(What is needed) Restate the records below word for word, and omit the images they hold.

[Data records]
-- -- --
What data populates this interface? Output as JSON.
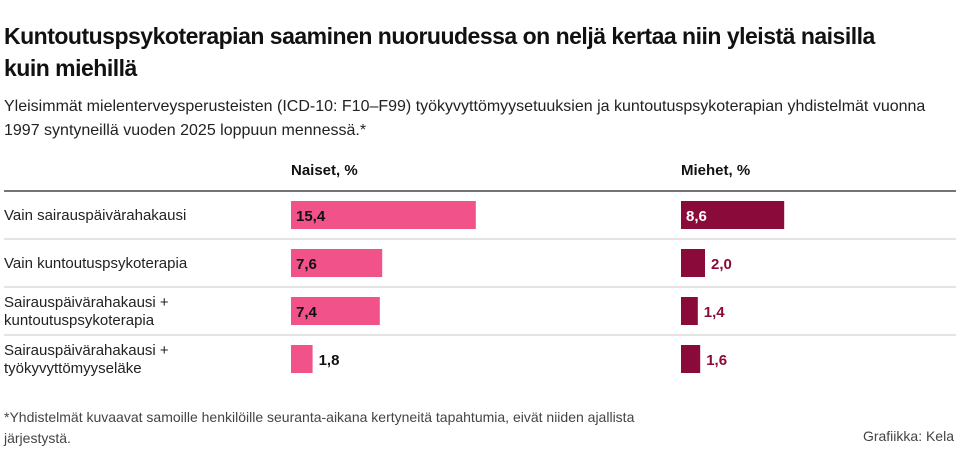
{
  "title": "Kuntoutuspsykoterapian saaminen nuoruudessa on neljä kertaa niin yleistä naisilla kuin miehillä",
  "subtitle": "Yleisimmät mielenterveysperusteisten (ICD-10: F10–F99) työkyvyttömyysetuuksien ja kuntoutuspsykoterapian yhdistelmät vuonna 1997 syntyneillä vuoden 2025 loppuun mennessä.*",
  "footnote": "*Yhdistelmät kuvaavat samoille henkilöille seuranta-aikana kertyneitä tapahtumia, eivät niiden ajallista järjestystä.",
  "credit": "Grafiikka: Kela",
  "colors": {
    "naiset": "#f2528a",
    "miehet": "#8a0a3a",
    "divider": "#222222",
    "rowline": "#c8c8c8"
  },
  "chart_data": {
    "type": "bar",
    "categories": [
      [
        "Vain sairauspäivärahakausi"
      ],
      [
        "Vain kuntoutuspsykoterapia"
      ],
      [
        "Sairauspäivärahakausi +",
        "kuntoutuspsykoterapia"
      ],
      [
        "Sairauspäivärahakausi +",
        "työkyvyttömyyseläke"
      ]
    ],
    "series": [
      {
        "name": "Naiset, %",
        "values": [
          15.4,
          7.6,
          7.4,
          1.8
        ],
        "labels": [
          "15,4",
          "7,6",
          "7,4",
          "1,8"
        ]
      },
      {
        "name": "Miehet, %",
        "values": [
          8.6,
          2.0,
          1.4,
          1.6
        ],
        "labels": [
          "8,6",
          "2,0",
          "1,4",
          "1,6"
        ]
      }
    ]
  }
}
-- -- --
(Result of the task)
What data populates this interface? Output as JSON.
{
  "title": "Kuntoutuspsykoterapian saaminen nuoruudessa on neljä kertaa niin yleistä naisilla kuin miehillä",
  "subtitle": "Yleisimmät mielenterveysperusteisten (ICD-10: F10–F99) työkyvyttömyysetuuksien ja kuntoutuspsykoterapian yhdistelmät vuonna 1997 syntyneillä vuoden 2025 loppuun mennessä.*",
  "footnote": "*Yhdistelmät kuvaavat samoille henkilöille seuranta-aikana kertyneitä tapahtumia, eivät niiden ajallista järjestystä.",
  "credit": "Grafiikka: Kela",
  "colors": {
    "naiset": "#f2528a",
    "miehet": "#8a0a3a",
    "divider": "#222222",
    "rowline": "#c8c8c8"
  },
  "chart_data": {
    "type": "bar",
    "categories": [
      [
        "Vain sairauspäivärahakausi"
      ],
      [
        "Vain kuntoutuspsykoterapia"
      ],
      [
        "Sairauspäivärahakausi +",
        "kuntoutuspsykoterapia"
      ],
      [
        "Sairauspäivärahakausi +",
        "työkyvyttömyyseläke"
      ]
    ],
    "series": [
      {
        "name": "Naiset, %",
        "values": [
          15.4,
          7.6,
          7.4,
          1.8
        ],
        "labels": [
          "15,4",
          "7,6",
          "7,4",
          "1,8"
        ]
      },
      {
        "name": "Miehet, %",
        "values": [
          8.6,
          2.0,
          1.4,
          1.6
        ],
        "labels": [
          "8,6",
          "2,0",
          "1,4",
          "1,6"
        ]
      }
    ]
  }
}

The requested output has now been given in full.